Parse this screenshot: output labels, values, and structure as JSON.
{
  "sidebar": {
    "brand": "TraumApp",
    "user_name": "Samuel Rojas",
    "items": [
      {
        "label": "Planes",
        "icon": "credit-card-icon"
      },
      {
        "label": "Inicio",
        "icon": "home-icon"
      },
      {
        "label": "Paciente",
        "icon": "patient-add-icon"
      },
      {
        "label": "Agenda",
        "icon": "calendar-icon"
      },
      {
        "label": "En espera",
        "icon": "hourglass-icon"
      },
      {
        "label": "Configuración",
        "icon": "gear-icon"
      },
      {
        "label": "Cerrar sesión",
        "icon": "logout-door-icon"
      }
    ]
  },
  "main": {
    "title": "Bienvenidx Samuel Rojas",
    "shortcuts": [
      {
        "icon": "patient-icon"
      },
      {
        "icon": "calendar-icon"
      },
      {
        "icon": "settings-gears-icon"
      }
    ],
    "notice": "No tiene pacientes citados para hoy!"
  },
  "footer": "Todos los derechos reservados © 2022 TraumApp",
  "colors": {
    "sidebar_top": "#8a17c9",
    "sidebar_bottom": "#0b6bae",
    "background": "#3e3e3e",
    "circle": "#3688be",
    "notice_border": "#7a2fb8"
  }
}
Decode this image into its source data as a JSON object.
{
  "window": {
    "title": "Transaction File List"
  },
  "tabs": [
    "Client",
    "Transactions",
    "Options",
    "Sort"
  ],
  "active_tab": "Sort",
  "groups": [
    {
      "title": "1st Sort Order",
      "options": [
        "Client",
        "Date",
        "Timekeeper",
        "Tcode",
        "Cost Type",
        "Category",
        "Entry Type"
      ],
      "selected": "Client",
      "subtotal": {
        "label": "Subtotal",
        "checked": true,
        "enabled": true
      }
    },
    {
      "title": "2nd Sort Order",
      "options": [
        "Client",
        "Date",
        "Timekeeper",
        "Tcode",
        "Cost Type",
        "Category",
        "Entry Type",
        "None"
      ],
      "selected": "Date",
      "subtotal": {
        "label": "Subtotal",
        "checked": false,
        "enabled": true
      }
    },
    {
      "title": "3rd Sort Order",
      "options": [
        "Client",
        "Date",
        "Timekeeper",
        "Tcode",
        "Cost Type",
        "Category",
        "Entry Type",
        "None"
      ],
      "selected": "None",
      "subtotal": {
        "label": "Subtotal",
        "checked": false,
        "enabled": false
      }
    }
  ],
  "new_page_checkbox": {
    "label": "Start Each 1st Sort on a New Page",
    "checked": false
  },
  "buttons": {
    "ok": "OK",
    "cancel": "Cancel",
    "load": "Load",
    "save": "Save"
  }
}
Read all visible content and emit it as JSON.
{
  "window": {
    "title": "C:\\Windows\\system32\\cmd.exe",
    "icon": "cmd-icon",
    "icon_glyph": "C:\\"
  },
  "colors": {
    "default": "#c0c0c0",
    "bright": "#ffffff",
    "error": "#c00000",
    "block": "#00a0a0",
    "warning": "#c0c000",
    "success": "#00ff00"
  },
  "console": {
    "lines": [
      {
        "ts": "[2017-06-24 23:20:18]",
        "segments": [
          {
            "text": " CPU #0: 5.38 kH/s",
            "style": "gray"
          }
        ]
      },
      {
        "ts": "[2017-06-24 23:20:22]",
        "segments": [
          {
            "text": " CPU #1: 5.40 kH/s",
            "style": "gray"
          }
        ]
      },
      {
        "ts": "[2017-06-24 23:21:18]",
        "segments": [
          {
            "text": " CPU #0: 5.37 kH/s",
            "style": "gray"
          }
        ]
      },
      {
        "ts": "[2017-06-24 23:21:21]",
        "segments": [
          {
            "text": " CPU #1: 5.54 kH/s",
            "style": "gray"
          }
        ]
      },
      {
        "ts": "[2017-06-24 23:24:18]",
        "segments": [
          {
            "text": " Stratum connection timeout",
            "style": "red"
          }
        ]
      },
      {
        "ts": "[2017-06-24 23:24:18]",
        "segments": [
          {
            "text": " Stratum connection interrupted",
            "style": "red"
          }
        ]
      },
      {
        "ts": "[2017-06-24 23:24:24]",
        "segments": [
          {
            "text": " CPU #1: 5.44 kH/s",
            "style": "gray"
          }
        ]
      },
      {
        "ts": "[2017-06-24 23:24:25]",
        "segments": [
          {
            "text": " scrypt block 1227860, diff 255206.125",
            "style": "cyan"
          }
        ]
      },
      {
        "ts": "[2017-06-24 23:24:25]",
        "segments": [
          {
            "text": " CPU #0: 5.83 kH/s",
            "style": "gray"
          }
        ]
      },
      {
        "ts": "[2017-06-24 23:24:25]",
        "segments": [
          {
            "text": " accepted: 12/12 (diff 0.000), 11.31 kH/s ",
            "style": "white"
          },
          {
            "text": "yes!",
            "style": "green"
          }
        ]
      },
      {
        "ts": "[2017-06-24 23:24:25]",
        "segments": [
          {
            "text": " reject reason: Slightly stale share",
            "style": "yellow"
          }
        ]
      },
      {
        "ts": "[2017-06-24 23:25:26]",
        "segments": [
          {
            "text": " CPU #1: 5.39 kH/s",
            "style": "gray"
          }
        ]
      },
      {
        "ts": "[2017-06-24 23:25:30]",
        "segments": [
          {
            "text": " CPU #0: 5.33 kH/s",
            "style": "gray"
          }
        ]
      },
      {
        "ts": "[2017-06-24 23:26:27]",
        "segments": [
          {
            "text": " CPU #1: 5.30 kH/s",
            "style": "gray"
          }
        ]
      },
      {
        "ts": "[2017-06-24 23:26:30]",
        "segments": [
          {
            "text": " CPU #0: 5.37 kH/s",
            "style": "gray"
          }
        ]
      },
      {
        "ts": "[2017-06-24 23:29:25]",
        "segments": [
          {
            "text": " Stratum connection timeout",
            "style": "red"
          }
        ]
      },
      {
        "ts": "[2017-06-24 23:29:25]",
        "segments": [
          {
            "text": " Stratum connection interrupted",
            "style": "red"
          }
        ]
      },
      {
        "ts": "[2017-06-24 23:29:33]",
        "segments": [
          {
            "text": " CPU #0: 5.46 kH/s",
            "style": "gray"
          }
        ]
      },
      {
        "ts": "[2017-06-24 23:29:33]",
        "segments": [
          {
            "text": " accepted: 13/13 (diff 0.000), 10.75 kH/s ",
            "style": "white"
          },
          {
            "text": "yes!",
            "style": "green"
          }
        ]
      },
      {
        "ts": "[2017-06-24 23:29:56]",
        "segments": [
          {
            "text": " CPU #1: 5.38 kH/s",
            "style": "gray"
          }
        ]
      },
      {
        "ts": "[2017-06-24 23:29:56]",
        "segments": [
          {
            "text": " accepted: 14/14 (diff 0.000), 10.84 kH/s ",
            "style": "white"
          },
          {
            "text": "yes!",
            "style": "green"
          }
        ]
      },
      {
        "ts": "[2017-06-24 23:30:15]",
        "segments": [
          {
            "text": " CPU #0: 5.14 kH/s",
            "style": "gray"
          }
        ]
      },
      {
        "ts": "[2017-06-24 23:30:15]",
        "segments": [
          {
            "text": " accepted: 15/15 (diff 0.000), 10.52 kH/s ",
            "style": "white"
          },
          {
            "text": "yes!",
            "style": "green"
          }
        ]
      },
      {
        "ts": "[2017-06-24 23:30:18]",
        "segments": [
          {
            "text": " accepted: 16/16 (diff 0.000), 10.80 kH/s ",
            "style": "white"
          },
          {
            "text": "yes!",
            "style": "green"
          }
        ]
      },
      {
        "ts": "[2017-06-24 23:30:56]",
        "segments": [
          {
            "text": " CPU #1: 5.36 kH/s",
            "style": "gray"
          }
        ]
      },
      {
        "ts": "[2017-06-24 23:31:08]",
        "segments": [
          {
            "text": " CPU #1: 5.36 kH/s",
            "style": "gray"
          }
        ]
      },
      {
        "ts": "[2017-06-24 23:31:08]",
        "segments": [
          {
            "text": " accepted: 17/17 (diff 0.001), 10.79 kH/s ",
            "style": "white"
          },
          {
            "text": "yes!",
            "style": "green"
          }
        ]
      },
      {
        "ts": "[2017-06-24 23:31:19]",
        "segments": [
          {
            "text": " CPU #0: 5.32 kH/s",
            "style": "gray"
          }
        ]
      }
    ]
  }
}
□ □ □ □
WHAT THE TASK ASKS:
Write the number of lines containing the word "title" and nothing besides it.

TASK OUTPUT:
6